● INSTRUCTIONS TO FOLLOW: Copy out every line that contains the word "Peru".

● EXERCISE INPUTS:
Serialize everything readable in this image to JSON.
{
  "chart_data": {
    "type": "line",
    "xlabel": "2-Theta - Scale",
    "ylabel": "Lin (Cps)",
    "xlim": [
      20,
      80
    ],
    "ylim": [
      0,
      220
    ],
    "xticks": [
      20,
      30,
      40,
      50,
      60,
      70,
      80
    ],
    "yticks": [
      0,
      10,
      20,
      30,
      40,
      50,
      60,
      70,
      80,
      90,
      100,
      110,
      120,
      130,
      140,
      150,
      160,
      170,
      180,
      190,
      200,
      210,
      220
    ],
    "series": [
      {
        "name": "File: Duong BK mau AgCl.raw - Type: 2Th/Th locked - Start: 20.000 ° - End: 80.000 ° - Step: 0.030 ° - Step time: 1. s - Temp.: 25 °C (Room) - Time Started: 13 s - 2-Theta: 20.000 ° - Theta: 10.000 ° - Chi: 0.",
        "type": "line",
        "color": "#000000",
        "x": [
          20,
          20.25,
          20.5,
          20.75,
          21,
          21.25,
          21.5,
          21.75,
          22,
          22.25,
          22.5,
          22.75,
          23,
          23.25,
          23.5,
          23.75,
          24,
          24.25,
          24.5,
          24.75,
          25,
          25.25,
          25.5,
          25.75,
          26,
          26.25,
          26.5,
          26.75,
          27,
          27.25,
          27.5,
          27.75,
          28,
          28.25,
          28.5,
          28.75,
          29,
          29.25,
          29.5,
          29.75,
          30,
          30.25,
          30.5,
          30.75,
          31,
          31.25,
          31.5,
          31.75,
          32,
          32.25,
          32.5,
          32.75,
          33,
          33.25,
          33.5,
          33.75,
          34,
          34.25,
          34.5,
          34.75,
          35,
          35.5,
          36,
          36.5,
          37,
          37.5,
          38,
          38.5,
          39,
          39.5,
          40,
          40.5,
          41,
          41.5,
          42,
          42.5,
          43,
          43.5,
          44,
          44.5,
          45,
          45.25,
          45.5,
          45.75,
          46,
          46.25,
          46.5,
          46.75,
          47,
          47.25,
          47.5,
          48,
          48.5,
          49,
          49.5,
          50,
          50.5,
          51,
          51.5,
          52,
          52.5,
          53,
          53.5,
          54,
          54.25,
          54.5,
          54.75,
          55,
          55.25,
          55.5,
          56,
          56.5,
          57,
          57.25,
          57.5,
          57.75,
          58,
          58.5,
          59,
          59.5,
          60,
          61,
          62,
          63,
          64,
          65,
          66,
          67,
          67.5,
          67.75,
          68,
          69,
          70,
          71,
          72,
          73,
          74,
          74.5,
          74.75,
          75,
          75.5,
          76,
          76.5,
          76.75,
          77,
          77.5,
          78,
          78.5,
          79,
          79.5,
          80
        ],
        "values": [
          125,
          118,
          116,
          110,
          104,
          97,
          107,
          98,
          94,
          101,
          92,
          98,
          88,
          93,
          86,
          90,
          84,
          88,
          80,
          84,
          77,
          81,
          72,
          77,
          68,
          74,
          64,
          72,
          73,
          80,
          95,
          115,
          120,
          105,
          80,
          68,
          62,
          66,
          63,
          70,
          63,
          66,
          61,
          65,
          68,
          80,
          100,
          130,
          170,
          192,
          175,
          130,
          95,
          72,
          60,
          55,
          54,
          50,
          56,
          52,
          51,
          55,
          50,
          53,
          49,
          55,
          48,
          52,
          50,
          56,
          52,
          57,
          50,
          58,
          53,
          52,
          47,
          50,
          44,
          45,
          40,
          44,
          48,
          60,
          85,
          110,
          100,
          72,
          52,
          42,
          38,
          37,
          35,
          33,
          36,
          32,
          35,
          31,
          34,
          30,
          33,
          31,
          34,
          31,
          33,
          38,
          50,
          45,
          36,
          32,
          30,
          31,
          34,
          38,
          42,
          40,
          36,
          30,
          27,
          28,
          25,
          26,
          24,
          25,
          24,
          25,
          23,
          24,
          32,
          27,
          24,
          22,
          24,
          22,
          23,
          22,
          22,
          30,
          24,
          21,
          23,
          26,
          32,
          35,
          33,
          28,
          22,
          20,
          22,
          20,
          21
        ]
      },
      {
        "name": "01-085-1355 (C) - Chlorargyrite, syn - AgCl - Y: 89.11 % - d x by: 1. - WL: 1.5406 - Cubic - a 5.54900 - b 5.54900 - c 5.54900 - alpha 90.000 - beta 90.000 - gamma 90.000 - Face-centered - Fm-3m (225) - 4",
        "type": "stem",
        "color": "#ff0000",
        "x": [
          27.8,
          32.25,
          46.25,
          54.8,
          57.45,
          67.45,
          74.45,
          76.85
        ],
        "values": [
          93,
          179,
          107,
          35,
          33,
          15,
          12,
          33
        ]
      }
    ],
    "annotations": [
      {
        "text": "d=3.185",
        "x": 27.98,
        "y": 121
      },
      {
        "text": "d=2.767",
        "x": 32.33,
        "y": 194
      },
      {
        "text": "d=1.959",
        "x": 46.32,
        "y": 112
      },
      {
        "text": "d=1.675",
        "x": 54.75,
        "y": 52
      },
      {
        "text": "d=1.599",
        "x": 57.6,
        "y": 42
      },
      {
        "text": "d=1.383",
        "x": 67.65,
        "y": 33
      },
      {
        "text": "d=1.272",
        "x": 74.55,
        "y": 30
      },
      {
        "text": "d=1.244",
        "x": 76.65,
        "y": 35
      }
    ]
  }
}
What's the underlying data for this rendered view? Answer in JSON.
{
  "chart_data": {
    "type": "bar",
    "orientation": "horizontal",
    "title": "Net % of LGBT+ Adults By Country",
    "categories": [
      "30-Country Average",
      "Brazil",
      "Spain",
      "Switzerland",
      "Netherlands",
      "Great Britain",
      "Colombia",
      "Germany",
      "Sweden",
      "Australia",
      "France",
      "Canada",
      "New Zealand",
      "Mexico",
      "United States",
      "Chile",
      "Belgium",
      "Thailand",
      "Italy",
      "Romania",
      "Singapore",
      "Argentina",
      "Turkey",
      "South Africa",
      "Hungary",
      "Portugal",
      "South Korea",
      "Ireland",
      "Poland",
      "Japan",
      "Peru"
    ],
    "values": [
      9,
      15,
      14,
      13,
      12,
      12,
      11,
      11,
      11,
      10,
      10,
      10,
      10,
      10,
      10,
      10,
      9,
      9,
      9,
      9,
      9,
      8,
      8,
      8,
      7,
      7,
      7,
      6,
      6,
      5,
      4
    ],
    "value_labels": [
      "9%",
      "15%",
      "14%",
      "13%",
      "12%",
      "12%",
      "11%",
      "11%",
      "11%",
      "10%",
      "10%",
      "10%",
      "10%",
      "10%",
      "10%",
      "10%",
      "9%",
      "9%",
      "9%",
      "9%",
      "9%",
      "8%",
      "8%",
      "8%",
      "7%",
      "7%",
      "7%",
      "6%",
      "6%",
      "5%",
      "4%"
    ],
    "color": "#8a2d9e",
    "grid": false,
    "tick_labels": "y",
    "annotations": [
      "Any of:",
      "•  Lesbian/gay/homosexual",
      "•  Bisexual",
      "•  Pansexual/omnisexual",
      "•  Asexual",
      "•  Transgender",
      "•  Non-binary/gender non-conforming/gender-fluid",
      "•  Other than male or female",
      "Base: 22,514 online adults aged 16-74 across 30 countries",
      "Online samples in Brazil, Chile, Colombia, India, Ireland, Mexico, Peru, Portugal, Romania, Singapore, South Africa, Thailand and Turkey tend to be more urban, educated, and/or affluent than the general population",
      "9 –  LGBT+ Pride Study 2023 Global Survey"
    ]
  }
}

● REPLY TO THE EXERCISE:
      "Peru"
      "Online samples in Brazil, Chile, Colombia, India, Ireland, Mexico, Peru, Portugal, Romania, Singapore, South Africa, Thailand and Turkey tend to be more urban, educated, and/or affluent than the general population",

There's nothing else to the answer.